**REQUIREMENTS**.
Format the stretch from the start of the rows below through the line containing "color-swatch[interactable]: [68, 242, 82, 258]" as a Markdown table with two columns, No. and Entry. Put each line's number under No. and the line itself under Entry, and leave out any blank lines.

**RECORDS FOR THIS EXERCISE**.
———

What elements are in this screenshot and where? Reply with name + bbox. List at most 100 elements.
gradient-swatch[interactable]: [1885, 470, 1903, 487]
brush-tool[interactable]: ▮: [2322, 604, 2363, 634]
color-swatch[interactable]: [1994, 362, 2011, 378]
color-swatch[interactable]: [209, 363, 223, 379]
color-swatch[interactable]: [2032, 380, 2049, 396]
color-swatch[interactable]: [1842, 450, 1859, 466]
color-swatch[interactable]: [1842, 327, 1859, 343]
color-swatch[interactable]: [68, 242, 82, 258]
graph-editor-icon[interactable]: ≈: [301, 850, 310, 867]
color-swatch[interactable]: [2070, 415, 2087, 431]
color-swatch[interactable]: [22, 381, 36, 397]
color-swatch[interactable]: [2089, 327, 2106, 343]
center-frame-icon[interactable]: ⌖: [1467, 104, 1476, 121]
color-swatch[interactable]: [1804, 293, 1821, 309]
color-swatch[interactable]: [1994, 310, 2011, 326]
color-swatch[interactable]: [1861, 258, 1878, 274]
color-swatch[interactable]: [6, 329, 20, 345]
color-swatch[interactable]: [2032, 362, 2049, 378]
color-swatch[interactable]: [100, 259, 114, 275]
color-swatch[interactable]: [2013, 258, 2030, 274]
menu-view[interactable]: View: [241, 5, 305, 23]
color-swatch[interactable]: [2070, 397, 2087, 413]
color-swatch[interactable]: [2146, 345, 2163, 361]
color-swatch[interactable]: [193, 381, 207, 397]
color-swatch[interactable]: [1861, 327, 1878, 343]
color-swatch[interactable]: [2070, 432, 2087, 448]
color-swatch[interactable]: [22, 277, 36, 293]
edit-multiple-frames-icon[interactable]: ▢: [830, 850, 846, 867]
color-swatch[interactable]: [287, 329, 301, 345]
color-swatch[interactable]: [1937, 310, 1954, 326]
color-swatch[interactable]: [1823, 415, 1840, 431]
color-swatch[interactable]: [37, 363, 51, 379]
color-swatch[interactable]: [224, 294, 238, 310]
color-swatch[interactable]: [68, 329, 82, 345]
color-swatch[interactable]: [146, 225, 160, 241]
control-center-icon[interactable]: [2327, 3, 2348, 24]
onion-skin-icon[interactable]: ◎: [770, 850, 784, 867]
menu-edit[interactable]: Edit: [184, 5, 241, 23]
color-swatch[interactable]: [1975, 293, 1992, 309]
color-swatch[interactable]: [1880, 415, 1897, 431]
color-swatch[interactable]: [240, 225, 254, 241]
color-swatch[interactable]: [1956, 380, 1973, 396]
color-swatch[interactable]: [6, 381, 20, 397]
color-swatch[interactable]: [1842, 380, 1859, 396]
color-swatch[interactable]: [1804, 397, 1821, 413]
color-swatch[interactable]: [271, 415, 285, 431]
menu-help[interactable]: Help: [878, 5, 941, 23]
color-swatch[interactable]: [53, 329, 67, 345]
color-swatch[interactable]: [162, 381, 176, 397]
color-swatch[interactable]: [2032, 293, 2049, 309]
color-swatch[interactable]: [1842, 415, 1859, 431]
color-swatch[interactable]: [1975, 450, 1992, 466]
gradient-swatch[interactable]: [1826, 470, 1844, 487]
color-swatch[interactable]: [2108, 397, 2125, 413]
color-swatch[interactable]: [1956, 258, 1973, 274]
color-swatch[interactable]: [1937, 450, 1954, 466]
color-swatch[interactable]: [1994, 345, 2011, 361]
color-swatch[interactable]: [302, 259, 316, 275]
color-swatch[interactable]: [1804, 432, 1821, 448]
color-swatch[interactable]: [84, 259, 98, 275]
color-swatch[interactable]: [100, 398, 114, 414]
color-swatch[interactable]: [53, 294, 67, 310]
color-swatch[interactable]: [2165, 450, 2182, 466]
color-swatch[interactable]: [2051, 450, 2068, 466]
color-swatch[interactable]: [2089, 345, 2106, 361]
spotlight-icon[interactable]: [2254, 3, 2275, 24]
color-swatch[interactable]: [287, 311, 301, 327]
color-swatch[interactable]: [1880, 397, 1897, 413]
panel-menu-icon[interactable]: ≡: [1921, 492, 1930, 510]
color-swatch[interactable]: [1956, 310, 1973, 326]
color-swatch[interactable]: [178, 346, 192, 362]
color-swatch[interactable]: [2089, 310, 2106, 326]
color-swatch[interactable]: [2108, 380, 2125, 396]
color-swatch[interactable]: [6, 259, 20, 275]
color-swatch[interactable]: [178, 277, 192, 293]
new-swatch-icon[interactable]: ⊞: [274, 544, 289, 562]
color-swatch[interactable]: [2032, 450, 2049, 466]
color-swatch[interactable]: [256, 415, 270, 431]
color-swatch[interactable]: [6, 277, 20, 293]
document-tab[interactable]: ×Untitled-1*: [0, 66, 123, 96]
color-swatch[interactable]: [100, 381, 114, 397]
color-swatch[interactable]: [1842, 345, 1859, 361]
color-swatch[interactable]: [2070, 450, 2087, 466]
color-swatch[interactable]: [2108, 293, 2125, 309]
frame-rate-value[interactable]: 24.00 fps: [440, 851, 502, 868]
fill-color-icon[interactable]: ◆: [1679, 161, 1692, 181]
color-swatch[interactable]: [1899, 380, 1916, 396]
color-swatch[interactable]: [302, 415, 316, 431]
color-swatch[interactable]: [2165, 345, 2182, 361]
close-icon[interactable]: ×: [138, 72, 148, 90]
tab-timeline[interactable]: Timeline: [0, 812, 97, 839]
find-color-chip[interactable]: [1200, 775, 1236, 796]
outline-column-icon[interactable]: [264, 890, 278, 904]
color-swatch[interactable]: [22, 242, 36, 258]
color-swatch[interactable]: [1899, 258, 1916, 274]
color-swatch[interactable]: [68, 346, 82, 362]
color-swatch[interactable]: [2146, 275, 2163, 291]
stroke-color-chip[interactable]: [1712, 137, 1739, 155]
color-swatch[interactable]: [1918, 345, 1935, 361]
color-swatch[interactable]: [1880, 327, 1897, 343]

———

**RESPONSE**.
| No. | Entry |
|---|---|
| 1 | What elements are in this screenshot and where? Reply with name + bbox. List at most 100 elements. |
| 2 | gradient-swatch[interactable]: [1885, 470, 1903, 487] |
| 3 | brush-tool[interactable]: ▮: [2322, 604, 2363, 634] |
| 4 | color-swatch[interactable]: [1994, 362, 2011, 378] |
| 5 | color-swatch[interactable]: [209, 363, 223, 379] |
| 6 | color-swatch[interactable]: [2032, 380, 2049, 396] |
| 7 | color-swatch[interactable]: [1842, 450, 1859, 466] |
| 8 | color-swatch[interactable]: [1842, 327, 1859, 343] |
| 9 | color-swatch[interactable]: [68, 242, 82, 258] |